### Task details
Omit the pictures, then reproduce every remaining record exactly.

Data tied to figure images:
%%
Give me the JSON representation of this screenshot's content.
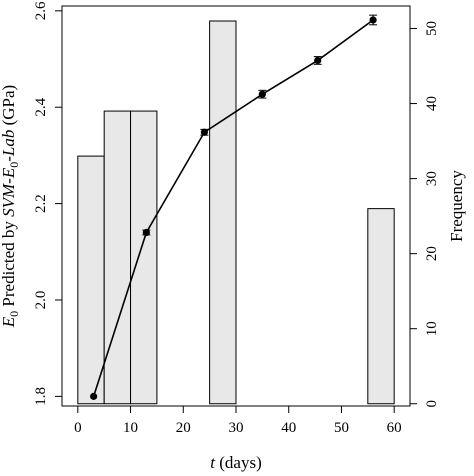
{
  "chart_data": {
    "type": "bar+line",
    "xlabel_italic": "t",
    "xlabel_rest": " (days)",
    "ylabel_left_parts": {
      "e": "E",
      "sub0": "0",
      "mid": " Predicted by ",
      "svm": "SVM-E",
      "sub0b": "0",
      "lab": "-Lab",
      "unit": " (GPa)"
    },
    "ylabel_right": "Frequency",
    "xlim": [
      -3,
      63
    ],
    "ylim_left": [
      1.78,
      2.61
    ],
    "ylim_right": [
      -0.3,
      53
    ],
    "x_ticks": [
      0,
      10,
      20,
      30,
      40,
      50,
      60
    ],
    "y_left_ticks": [
      "1.8",
      "2.0",
      "2.2",
      "2.4",
      "2.6"
    ],
    "y_right_ticks": [
      0,
      10,
      20,
      30,
      40,
      50
    ],
    "histogram": {
      "series_axis": "right",
      "bins": [
        {
          "x0": 0,
          "x1": 5,
          "count": 33
        },
        {
          "x0": 5,
          "x1": 10,
          "count": 39
        },
        {
          "x0": 10,
          "x1": 15,
          "count": 39
        },
        {
          "x0": 25,
          "x1": 30,
          "count": 51
        },
        {
          "x0": 55,
          "x1": 60,
          "count": 26
        }
      ],
      "fill": "#e8e8e8",
      "stroke": "#000000"
    },
    "line_series": {
      "series_axis": "left",
      "points": [
        {
          "x": 3,
          "y": 1.8,
          "err": 0.0
        },
        {
          "x": 13,
          "y": 2.14,
          "err": 0.005
        },
        {
          "x": 24,
          "y": 2.348,
          "err": 0.006
        },
        {
          "x": 35,
          "y": 2.427,
          "err": 0.008
        },
        {
          "x": 45.5,
          "y": 2.497,
          "err": 0.008
        },
        {
          "x": 56,
          "y": 2.581,
          "err": 0.01
        }
      ],
      "color": "#000000"
    }
  }
}
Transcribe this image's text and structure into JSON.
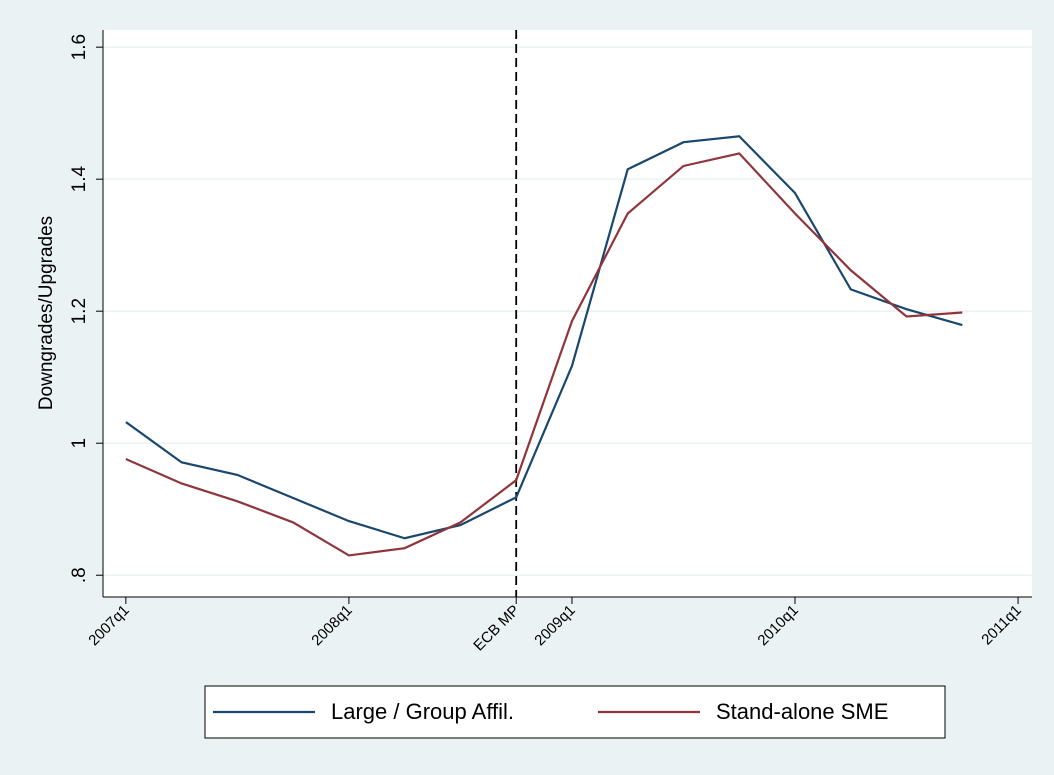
{
  "chart_data": {
    "type": "line",
    "y_label": "Downgrades/Upgrades",
    "x": [
      188,
      189,
      190,
      191,
      192,
      193,
      194,
      195,
      196,
      197,
      198,
      199,
      200,
      201,
      202,
      203
    ],
    "series": [
      {
        "name": "Large / Group Affil.",
        "color": "#1a476f",
        "values": [
          1.032,
          0.971,
          0.952,
          0.917,
          0.882,
          0.856,
          0.876,
          0.918,
          1.117,
          1.415,
          1.456,
          1.465,
          1.379,
          1.233,
          1.203,
          1.179
        ]
      },
      {
        "name": "Stand-alone SME",
        "color": "#90353b",
        "values": [
          0.976,
          0.939,
          0.912,
          0.88,
          0.83,
          0.841,
          0.88,
          0.944,
          1.185,
          1.348,
          1.42,
          1.439,
          1.348,
          1.262,
          1.192,
          1.198
        ]
      }
    ],
    "xlim": [
      187.59,
      204.25
    ],
    "xticks": [
      {
        "value": 188,
        "label": "2007q1"
      },
      {
        "value": 192,
        "label": "2008q1"
      },
      {
        "value": 195,
        "label": "ECB MP"
      },
      {
        "value": 196,
        "label": "2009q1"
      },
      {
        "value": 200,
        "label": "2010q1"
      },
      {
        "value": 204,
        "label": "2011q1"
      }
    ],
    "xline": 195,
    "ylim": [
      0.767,
      1.626
    ],
    "yticks": [
      {
        "value": 0.8,
        "label": ".8"
      },
      1,
      1.2,
      1.4,
      1.6
    ],
    "grid": true
  }
}
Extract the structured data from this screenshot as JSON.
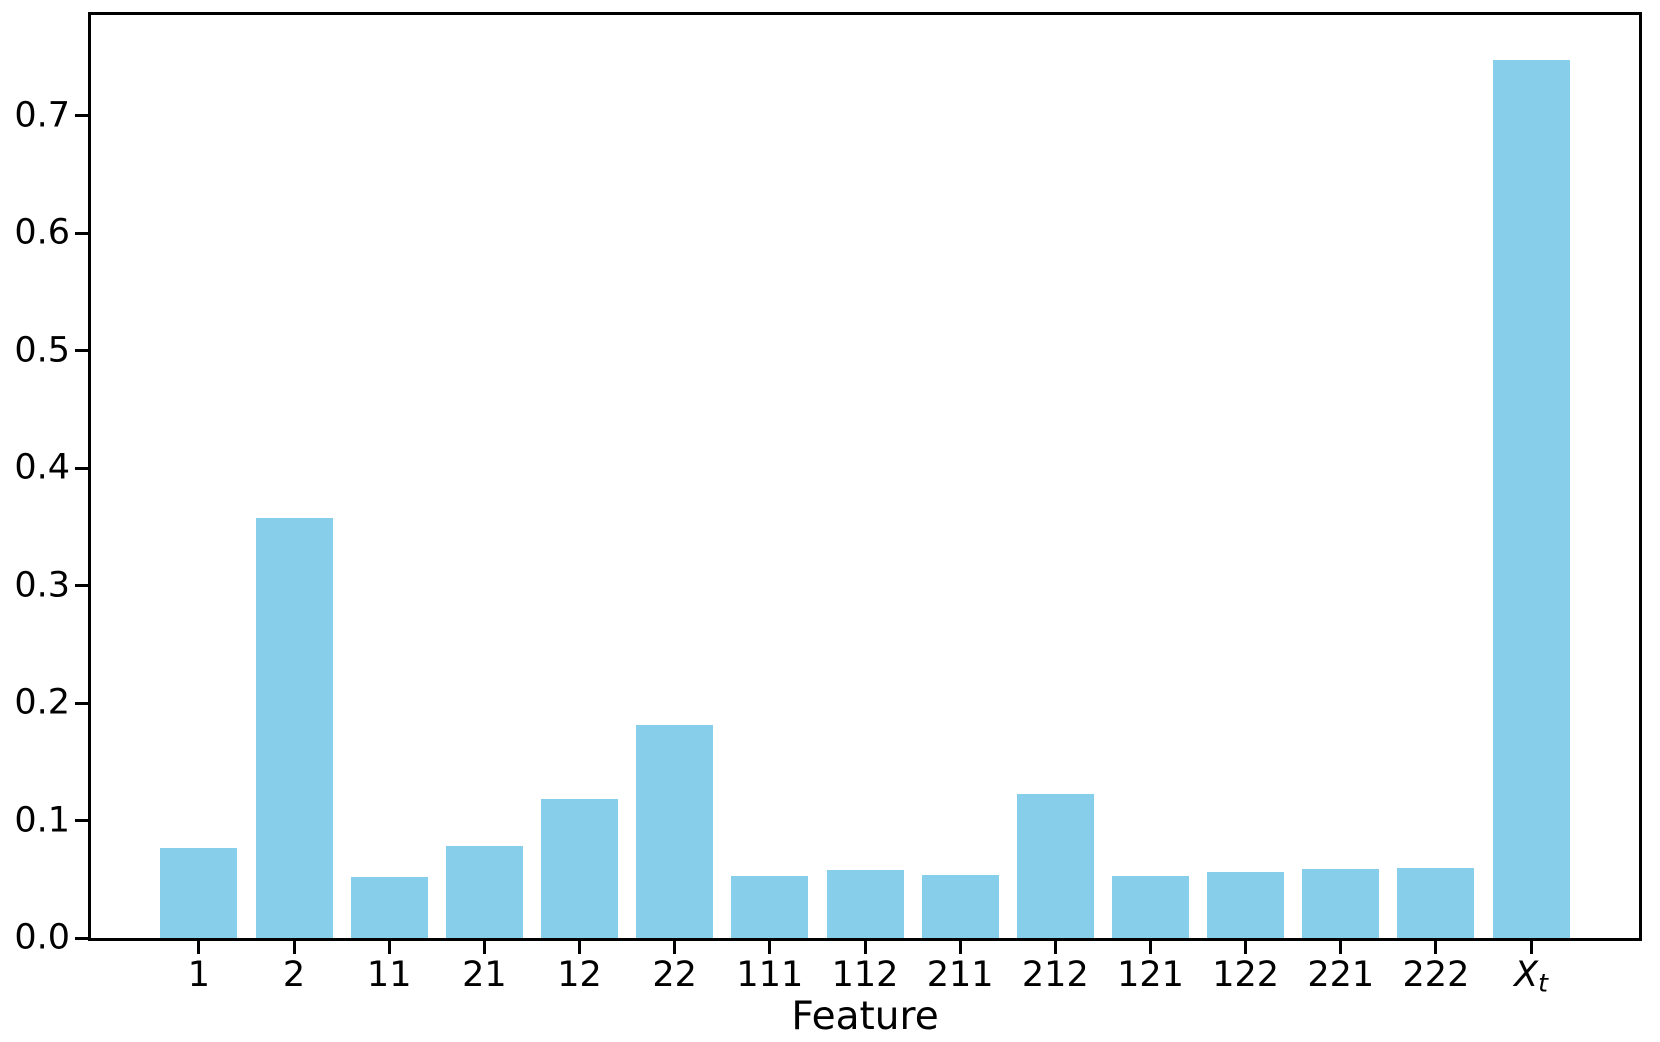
%%
### Exercise response
Give me the JSON representation of this screenshot's content.
{
  "chart_data": {
    "type": "bar+line",
    "xlabel_italic": "t",
    "xlabel_rest": " (days)",
    "ylabel_left_parts": {
      "e": "E",
      "sub0": "0",
      "mid": " Predicted by ",
      "svm": "SVM-E",
      "sub0b": "0",
      "lab": "-Lab",
      "unit": " (GPa)"
    },
    "ylabel_right": "Frequency",
    "xlim": [
      -3,
      63
    ],
    "ylim_left": [
      1.78,
      2.61
    ],
    "ylim_right": [
      -0.3,
      53
    ],
    "x_ticks": [
      0,
      10,
      20,
      30,
      40,
      50,
      60
    ],
    "y_left_ticks": [
      "1.8",
      "2.0",
      "2.2",
      "2.4",
      "2.6"
    ],
    "y_right_ticks": [
      0,
      10,
      20,
      30,
      40,
      50
    ],
    "histogram": {
      "series_axis": "right",
      "bins": [
        {
          "x0": 0,
          "x1": 5,
          "count": 33
        },
        {
          "x0": 5,
          "x1": 10,
          "count": 39
        },
        {
          "x0": 10,
          "x1": 15,
          "count": 39
        },
        {
          "x0": 25,
          "x1": 30,
          "count": 51
        },
        {
          "x0": 55,
          "x1": 60,
          "count": 26
        }
      ],
      "fill": "#e8e8e8",
      "stroke": "#000000"
    },
    "line_series": {
      "series_axis": "left",
      "points": [
        {
          "x": 3,
          "y": 1.8,
          "err": 0.0
        },
        {
          "x": 13,
          "y": 2.14,
          "err": 0.005
        },
        {
          "x": 24,
          "y": 2.348,
          "err": 0.006
        },
        {
          "x": 35,
          "y": 2.427,
          "err": 0.008
        },
        {
          "x": 45.5,
          "y": 2.497,
          "err": 0.008
        },
        {
          "x": 56,
          "y": 2.581,
          "err": 0.01
        }
      ],
      "color": "#000000"
    }
  }
}
Transcribe this image's text and structure into JSON.
{
  "chart_data": {
    "type": "line",
    "y_label": "Downgrades/Upgrades",
    "x": [
      188,
      189,
      190,
      191,
      192,
      193,
      194,
      195,
      196,
      197,
      198,
      199,
      200,
      201,
      202,
      203
    ],
    "series": [
      {
        "name": "Large / Group Affil.",
        "color": "#1a476f",
        "values": [
          1.032,
          0.971,
          0.952,
          0.917,
          0.882,
          0.856,
          0.876,
          0.918,
          1.117,
          1.415,
          1.456,
          1.465,
          1.379,
          1.233,
          1.203,
          1.179
        ]
      },
      {
        "name": "Stand-alone SME",
        "color": "#90353b",
        "values": [
          0.976,
          0.939,
          0.912,
          0.88,
          0.83,
          0.841,
          0.88,
          0.944,
          1.185,
          1.348,
          1.42,
          1.439,
          1.348,
          1.262,
          1.192,
          1.198
        ]
      }
    ],
    "xlim": [
      187.59,
      204.25
    ],
    "xticks": [
      {
        "value": 188,
        "label": "2007q1"
      },
      {
        "value": 192,
        "label": "2008q1"
      },
      {
        "value": 195,
        "label": "ECB MP"
      },
      {
        "value": 196,
        "label": "2009q1"
      },
      {
        "value": 200,
        "label": "2010q1"
      },
      {
        "value": 204,
        "label": "2011q1"
      }
    ],
    "xline": 195,
    "ylim": [
      0.767,
      1.626
    ],
    "yticks": [
      {
        "value": 0.8,
        "label": ".8"
      },
      1,
      1.2,
      1.4,
      1.6
    ],
    "grid": true
  }
}
Extract the structured data from this screenshot as JSON.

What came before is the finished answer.